Requirement:
Retype each line of the material exactly, please, skipping any picture in it.
□ □ □
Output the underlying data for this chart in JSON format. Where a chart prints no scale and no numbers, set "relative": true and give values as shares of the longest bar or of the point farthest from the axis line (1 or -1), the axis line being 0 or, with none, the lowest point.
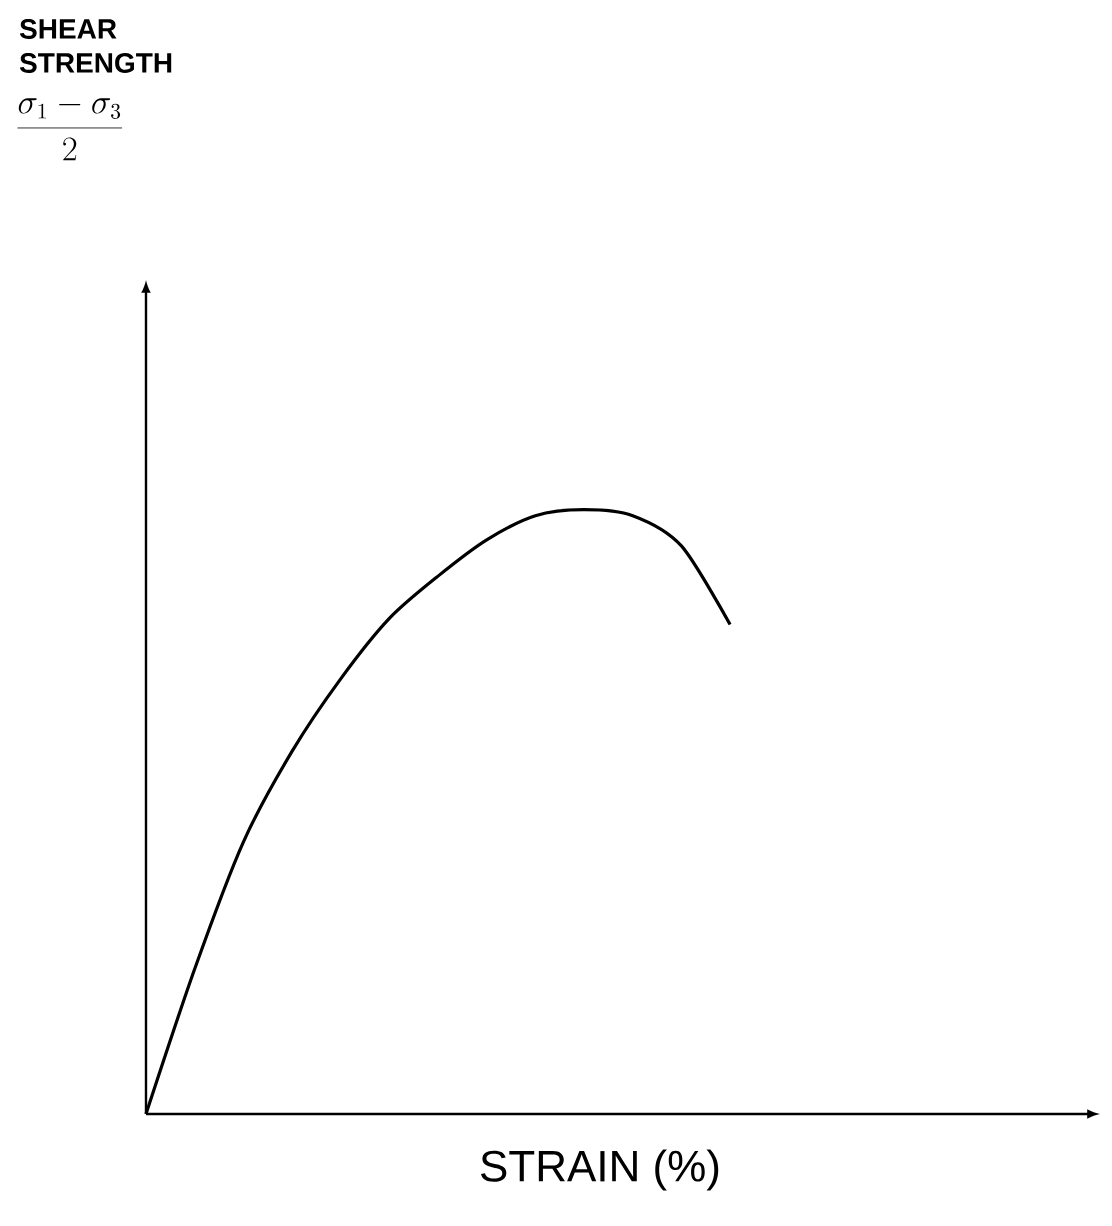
{
  "chart_data": {
    "type": "line",
    "relative": true,
    "xlabel": "STRAIN (%)",
    "annotations": [
      "SHEAR STRENGTH",
      "\\frac{\\sigma_1-\\sigma_3}{2}"
    ],
    "categories": [
      null,
      null,
      null,
      null,
      null,
      null,
      null,
      null,
      null,
      null,
      null,
      null,
      null,
      null,
      null,
      null,
      null,
      null,
      null,
      null
    ],
    "color": "#000000",
    "values": [
      0,
      0.24,
      0.45,
      0.6,
      0.72,
      0.82,
      0.89,
      0.95,
      0.99,
      1.0,
      0.99,
      0.94,
      0.81,
      null,
      null,
      null,
      null,
      null,
      null,
      null
    ]
  }
}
□ □ □
Response to the exercise:
Output the underlying data for this chart in JSON format. Where a chart prints no scale and no numbers, set "relative": true and give values as shares of the longest bar or of the point farthest from the axis line (1 or -1), the axis line being 0 or, with none, the lowest point.
{
  "chart_data": {
    "type": "line",
    "relative": true,
    "xlabel": "STRAIN (%)",
    "annotations": [
      "SHEAR STRENGTH",
      "\\frac{\\sigma_1-\\sigma_3}{2}"
    ],
    "categories": [
      null,
      null,
      null,
      null,
      null,
      null,
      null,
      null,
      null,
      null,
      null,
      null,
      null,
      null,
      null,
      null,
      null,
      null,
      null,
      null
    ],
    "color": "#000000",
    "values": [
      0,
      0.24,
      0.45,
      0.6,
      0.72,
      0.82,
      0.89,
      0.95,
      0.99,
      1.0,
      0.99,
      0.94,
      0.81,
      null,
      null,
      null,
      null,
      null,
      null,
      null
    ]
  }
}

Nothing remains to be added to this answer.